── Information given
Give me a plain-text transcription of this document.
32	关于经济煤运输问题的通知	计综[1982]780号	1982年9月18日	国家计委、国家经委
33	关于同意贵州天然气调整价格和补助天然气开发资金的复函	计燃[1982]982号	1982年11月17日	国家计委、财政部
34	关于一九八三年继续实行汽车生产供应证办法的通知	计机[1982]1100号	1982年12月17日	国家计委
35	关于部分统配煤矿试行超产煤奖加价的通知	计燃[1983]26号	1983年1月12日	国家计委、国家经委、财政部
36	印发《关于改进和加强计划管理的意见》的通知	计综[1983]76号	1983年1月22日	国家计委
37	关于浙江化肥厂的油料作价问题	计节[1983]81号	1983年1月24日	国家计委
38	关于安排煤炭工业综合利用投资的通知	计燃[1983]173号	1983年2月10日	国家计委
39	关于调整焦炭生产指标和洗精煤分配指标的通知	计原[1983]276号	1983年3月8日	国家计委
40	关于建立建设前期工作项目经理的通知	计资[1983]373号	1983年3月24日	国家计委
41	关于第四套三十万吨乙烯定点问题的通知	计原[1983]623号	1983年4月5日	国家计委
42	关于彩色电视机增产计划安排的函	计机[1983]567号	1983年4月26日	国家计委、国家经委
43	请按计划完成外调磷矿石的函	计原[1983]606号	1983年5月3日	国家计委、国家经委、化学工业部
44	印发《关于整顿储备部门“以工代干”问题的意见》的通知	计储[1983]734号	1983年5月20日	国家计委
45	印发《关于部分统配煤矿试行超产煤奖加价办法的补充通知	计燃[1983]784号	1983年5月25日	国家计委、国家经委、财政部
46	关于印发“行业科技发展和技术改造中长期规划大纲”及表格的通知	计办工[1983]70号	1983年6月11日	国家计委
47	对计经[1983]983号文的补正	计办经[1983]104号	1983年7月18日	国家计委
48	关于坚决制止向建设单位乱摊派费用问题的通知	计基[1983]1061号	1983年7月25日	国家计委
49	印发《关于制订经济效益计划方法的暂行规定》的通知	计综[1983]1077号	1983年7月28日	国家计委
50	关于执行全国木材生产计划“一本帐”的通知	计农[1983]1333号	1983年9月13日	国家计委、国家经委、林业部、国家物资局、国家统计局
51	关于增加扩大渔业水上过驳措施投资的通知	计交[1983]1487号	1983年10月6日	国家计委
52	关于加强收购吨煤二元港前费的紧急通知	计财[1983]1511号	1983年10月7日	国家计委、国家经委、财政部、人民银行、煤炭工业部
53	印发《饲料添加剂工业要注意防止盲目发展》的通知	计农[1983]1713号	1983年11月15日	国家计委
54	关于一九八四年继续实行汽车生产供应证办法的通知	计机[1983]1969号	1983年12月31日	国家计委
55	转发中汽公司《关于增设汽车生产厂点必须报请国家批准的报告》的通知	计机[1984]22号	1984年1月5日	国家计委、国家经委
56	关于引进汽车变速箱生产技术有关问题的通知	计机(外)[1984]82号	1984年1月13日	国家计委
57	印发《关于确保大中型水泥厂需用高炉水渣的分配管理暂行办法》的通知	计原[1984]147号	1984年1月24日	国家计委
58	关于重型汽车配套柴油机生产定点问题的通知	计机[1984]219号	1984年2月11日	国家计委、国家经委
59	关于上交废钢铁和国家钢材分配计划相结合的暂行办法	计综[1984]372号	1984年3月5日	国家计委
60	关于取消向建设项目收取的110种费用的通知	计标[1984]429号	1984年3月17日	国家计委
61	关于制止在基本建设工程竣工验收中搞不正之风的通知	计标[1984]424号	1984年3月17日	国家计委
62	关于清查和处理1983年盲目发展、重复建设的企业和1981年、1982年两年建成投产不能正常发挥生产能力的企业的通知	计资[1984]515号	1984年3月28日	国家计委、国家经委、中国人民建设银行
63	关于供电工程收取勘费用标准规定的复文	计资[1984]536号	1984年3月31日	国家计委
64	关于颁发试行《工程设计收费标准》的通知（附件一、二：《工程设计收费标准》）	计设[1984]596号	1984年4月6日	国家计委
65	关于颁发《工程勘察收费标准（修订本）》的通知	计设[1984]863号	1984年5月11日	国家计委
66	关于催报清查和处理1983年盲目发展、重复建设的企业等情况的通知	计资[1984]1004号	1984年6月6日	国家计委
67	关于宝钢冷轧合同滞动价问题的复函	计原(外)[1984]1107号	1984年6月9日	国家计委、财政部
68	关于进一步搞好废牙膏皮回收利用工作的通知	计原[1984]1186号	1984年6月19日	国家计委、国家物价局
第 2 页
────
Check each line above for the word "国家经委" and copy the ones that have it.

32	关于经济煤运输问题的通知	计综[1982]780号	1982年9月18日	国家计委、国家经委
35	关于部分统配煤矿试行超产煤奖加价的通知	计燃[1983]26号	1983年1月12日	国家计委、国家经委、财政部
42	关于彩色电视机增产计划安排的函	计机[1983]567号	1983年4月26日	国家计委、国家经委
43	请按计划完成外调磷矿石的函	计原[1983]606号	1983年5月3日	国家计委、国家经委、化学工业部
45	印发《关于部分统配煤矿试行超产煤奖加价办法的补充通知	计燃[1983]784号	1983年5月25日	国家计委、国家经委、财政部
50	关于执行全国木材生产计划“一本帐”的通知	计农[1983]1333号	1983年9月13日	国家计委、国家经委、林业部、国家物资局、国家统计局
52	关于加强收购吨煤二元港前费的紧急通知	计财[1983]1511号	1983年10月7日	国家计委、国家经委、财政部、人民银行、煤炭工业部
55	转发中汽公司《关于增设汽车生产厂点必须报请国家批准的报告》的通知	计机[1984]22号	1984年1月5日	国家计委、国家经委
58	关于重型汽车配套柴油机生产定点问题的通知	计机[1984]219号	1984年2月11日	国家计委、国家经委
62	关于清查和处理1983年盲目发展、重复建设的企业和1981年、1982年两年建成投产不能正常发挥生产能力的企业的通知	计资[1984]515号	1984年3月28日	国家计委、国家经委、中国人民建设银行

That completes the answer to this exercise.